You’ve probably noticed the ongoing war between Donald “It’s all about me” Trump and Federal Reserve Chair Jerome Powell.


Interest rates are often discussed as

abstract numbers that affect “the economy” or “the markets.” But anyone relying heavily on debt—especially large-scale real estate developers—know that small changes in interest rates can mean enormous personal savings.


Given that Trump’s entire career has been built on leveraging large sums of someone else’s money to finance his properties, then refinancing repeatedly as conditions allow, those interest rate cuts he keeps encouraging mean a LOT of money in his own pocket.


I know. You’re shocked, right?


How’s it all work?

It’s helpful to understand that the prime rate is the baseline interest rate banks charge their most creditworthy customers. When the Fed cuts rates, the prime rate usually follows immediately.


You’ll recall that Trump never released his taxes, despite repeated promises to do so. However, court filings, financial disclosures, and investigative reporting suggest his personally guaranteed or directly-controlled debt is roughly $1.2 billion in mortgages, refinancings, variable-rate loans and other assorted debt. And without getting too far into the weeds, every quarter-point drop in interest rates puts roughly $750,000 in interest savings into his pocket EVERY THREE MONTHS.


Of course, YOU will never see those kinds of benefits because your mortgage is probably fixed, your balance is relatively small, and you can’t access aggressive refinancing. Donald Trump is unhindered by all these constraints.


Putting on a public face

Publicly, Trump frames his calls for lower interest rates as an act of economic stewardship. He argues that cheaper money stimulates growth, helps consumers, boosts markets, and keeps the United States competitive with other nations. Those claims are not entirely false. Lower rates do encourage borrowing and spending, and they often lift asset prices.


However, recognizing that any claim from this guy of public benefit is bogus, it’s important to recognize the REAL reasons he’s been consistently, aggressively, and publicly pressuring the Federal Reserve to lower rates.


Debt, not cash

Trump’s entire career has been built on heavy borrowing, repeated refinancing, and long-term debt rollover in his real estate “empire”. This strategy isn’t unusual in that world, though for him interest rates are the single most important input. After all, in the real estate world a small decrease can rescue an underperforming asset without selling it.


Thus, for Trump cheap money is all about maintenance and survival.

Dataset rows:
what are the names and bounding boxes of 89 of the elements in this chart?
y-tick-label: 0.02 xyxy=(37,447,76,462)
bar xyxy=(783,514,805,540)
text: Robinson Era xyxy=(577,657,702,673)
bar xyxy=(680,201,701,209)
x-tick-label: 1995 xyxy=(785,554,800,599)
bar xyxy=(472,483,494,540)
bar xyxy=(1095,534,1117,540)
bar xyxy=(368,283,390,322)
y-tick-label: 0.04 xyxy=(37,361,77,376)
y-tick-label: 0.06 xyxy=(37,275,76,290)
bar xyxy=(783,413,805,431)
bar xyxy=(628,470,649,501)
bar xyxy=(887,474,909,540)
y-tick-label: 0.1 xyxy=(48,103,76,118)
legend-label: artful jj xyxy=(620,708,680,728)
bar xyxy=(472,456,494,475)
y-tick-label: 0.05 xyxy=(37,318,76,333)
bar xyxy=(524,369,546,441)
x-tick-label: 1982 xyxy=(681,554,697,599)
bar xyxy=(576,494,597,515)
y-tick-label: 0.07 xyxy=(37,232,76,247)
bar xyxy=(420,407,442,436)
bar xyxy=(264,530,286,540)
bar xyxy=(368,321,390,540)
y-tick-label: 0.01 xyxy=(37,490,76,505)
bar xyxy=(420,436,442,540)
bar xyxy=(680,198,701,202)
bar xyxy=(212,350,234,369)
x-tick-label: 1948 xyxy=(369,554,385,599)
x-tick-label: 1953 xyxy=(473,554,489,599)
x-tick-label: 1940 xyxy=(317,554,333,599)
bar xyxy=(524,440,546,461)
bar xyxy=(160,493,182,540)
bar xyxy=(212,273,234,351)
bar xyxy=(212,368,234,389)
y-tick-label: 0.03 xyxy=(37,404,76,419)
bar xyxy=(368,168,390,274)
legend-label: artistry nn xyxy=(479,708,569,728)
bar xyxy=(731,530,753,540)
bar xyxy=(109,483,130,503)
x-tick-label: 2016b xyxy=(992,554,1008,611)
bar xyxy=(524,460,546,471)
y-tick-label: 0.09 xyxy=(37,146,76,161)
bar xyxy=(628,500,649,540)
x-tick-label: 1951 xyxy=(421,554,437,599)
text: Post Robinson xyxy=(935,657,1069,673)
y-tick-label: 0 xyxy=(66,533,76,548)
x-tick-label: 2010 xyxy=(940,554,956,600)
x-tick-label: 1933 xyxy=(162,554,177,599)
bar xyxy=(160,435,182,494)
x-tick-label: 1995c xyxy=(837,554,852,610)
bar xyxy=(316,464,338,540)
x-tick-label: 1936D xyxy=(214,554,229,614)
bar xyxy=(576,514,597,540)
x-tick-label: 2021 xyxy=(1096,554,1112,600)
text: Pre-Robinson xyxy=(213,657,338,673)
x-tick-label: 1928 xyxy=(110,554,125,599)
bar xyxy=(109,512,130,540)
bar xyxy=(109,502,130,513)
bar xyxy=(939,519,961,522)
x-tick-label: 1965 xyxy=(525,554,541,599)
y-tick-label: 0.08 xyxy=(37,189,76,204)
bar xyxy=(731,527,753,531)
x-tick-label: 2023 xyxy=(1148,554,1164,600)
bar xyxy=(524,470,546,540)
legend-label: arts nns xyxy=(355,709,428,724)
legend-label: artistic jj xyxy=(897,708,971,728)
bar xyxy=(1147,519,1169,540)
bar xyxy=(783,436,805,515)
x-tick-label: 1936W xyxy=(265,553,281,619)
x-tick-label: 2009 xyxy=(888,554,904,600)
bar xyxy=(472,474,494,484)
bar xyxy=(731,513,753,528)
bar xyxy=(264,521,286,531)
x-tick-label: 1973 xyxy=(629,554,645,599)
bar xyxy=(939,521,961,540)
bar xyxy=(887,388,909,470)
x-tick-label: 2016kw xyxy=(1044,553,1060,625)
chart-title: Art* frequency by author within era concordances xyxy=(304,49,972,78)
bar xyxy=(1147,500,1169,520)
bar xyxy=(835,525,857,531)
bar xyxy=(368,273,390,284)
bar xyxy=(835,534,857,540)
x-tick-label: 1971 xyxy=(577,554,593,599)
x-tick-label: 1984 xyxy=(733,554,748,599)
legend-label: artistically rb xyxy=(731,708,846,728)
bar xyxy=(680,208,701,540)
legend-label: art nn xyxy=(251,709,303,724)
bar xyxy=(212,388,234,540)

▶ TASKS TO PERFORM:
• 1. Quote the interest-rate essay between "Given that Trump’s" and "You’re shocked, right?", inclusive.
• 2. Update the records from their first line through the line containing "y-tick-label: 0.05 xyxy=(37,318,76,333)", inclusive, changing "y-tick-label" to "y-axis-label" and leaving everything else the same. Return only those lines.
The interest-rate essay and the records are unrelated to each other.

▶ RESULTS OF THE EXERCISE:
• 1.
Given that Trump’s entire career has been built on leveraging large sums of someone else’s money to finance his properties, then refinancing repeatedly as conditions allow, those interest rate cuts he keeps encouraging mean a LOT of money in his own pocket.


I know. You’re shocked, right?

• 2.
what are the names and bounding boxes of 89 of the elements in this chart?
y-axis-label: 0.02 xyxy=(37,447,76,462)
bar xyxy=(783,514,805,540)
text: Robinson Era xyxy=(577,657,702,673)
bar xyxy=(680,201,701,209)
x-tick-label: 1995 xyxy=(785,554,800,599)
bar xyxy=(472,483,494,540)
bar xyxy=(1095,534,1117,540)
bar xyxy=(368,283,390,322)
y-axis-label: 0.04 xyxy=(37,361,77,376)
y-axis-label: 0.06 xyxy=(37,275,76,290)
bar xyxy=(783,413,805,431)
bar xyxy=(628,470,649,501)
bar xyxy=(887,474,909,540)
y-axis-label: 0.1 xyxy=(48,103,76,118)
legend-label: artful jj xyxy=(620,708,680,728)
bar xyxy=(472,456,494,475)
y-axis-label: 0.05 xyxy=(37,318,76,333)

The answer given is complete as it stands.